◆ **Work order**:
Could you reproduce, word for word, the full news report below on ExxonMobil's defamation suit against Rob Bonta?

◆ **Text provided**:
•••
A federal judge in Texas has given ExxonMobil the green light to press a defamation case against California Attorney General Rob Bonta personally, ruling that several of Bonta’s public comments are not shielded by official immunity. U.S. District Judge Michael J. Truncale narrowed the lawsuit to Bonta in his individual capacity and cut loose several environmental groups, setting up a rare showdown between California’s top law-enforcement officer and one of the country’s biggest energy companies over how to talk about plastic recycling.
What the judge said
In a 46-page memorandum opinion, Truncale found specific personal jurisdiction over three of Bonta’s remarks and refused to dismiss the case on immunity grounds. He focused in particular on a campaign email Bonta sent to Texas residents that included a fundraising link.
Here, the contribution request betrays the email's true nature: a campaign promotion. Campaigning is not within Bonta's scope of employment, the court wrote, according to the order posted on Justia. The opinion flags the specific comments that could later be tested as potentially defamatory if the case moves forward.
•••
◆ **Data under study**:
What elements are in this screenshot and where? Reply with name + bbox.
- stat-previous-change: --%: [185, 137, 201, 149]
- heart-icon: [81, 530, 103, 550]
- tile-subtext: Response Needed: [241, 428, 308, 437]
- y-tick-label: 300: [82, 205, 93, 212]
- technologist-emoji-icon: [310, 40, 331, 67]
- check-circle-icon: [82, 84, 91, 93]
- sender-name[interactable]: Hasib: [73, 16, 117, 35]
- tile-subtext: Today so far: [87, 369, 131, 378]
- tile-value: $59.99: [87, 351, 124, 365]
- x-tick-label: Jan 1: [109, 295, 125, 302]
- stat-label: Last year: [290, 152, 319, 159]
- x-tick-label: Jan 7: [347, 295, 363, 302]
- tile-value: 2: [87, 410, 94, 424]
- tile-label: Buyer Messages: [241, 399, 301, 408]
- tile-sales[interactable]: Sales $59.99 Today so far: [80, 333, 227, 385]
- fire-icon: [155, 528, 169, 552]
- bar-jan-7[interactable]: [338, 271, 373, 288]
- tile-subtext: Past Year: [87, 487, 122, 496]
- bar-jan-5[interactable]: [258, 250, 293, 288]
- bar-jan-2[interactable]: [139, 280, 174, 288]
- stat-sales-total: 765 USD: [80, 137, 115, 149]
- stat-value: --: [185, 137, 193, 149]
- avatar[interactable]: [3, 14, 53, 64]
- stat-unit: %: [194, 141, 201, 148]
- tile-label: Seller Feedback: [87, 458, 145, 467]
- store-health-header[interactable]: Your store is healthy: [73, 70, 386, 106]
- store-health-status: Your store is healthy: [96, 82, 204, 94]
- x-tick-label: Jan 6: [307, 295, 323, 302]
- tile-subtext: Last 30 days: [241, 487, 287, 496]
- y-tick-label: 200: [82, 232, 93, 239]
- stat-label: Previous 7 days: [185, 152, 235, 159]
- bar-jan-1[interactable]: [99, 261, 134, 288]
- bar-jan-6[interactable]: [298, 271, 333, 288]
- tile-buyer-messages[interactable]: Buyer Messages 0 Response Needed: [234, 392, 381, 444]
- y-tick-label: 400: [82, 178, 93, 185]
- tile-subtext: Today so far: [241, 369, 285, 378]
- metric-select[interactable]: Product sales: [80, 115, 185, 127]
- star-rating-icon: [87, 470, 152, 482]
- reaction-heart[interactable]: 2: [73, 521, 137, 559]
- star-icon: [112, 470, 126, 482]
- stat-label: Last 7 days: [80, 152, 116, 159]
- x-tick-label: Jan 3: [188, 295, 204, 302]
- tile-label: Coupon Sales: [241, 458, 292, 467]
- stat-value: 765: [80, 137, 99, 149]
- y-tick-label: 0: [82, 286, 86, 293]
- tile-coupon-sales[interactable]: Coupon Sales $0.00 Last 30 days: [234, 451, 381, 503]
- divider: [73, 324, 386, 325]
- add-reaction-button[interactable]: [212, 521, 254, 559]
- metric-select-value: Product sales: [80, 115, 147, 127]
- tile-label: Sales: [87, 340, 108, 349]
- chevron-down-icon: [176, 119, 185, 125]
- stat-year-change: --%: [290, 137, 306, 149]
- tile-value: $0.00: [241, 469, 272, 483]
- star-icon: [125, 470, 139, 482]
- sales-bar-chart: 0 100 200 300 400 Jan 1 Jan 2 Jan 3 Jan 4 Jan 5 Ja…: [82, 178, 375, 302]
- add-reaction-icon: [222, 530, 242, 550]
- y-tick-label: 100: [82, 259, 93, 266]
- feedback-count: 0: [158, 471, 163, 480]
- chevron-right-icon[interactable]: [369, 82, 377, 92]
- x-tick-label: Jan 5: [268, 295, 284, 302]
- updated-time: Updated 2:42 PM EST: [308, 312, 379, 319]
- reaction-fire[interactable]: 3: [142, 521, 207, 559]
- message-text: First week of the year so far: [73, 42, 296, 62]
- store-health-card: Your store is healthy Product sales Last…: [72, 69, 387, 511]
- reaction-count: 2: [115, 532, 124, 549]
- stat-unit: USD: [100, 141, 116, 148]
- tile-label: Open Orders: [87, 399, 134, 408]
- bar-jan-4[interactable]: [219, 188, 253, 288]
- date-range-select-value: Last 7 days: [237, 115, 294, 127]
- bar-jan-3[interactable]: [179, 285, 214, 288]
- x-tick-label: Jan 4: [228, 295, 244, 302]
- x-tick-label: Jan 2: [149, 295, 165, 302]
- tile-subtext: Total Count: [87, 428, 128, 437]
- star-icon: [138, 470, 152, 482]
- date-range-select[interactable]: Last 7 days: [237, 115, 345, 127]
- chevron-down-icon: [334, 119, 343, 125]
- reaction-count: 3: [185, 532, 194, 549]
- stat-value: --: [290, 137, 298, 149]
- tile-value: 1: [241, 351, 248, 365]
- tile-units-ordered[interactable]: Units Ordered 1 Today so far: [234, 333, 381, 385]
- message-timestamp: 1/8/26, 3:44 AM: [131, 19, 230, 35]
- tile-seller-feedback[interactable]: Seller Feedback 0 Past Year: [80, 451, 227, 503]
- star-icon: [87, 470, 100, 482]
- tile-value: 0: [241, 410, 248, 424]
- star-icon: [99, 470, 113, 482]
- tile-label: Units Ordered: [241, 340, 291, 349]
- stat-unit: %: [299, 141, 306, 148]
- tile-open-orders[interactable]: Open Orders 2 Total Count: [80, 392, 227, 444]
•••
◆ **Output of the task**:
A federal judge in Texas has given ExxonMobil the green light to press a defamation case against California Attorney General Rob Bonta personally, ruling that several of Bonta’s public comments are not shielded by official immunity. U.S. District Judge Michael J. Truncale narrowed the lawsuit to Bonta in his individual capacity and cut loose several environmental groups, setting up a rare showdown between California’s top law-enforcement officer and one of the country’s biggest energy companies over how to talk about plastic recycling.
What the judge said
In a 46-page memorandum opinion, Truncale found specific personal jurisdiction over three of Bonta’s remarks and refused to dismiss the case on immunity grounds. He focused in particular on a campaign email Bonta sent to Texas residents that included a fundraising link.
Here, the contribution request betrays the email's true nature: a campaign promotion. Campaigning is not within Bonta's scope of employment, the court wrote, according to the order posted on Justia. The opinion flags the specific comments that could later be tested as potentially defamatory if the case moves forward.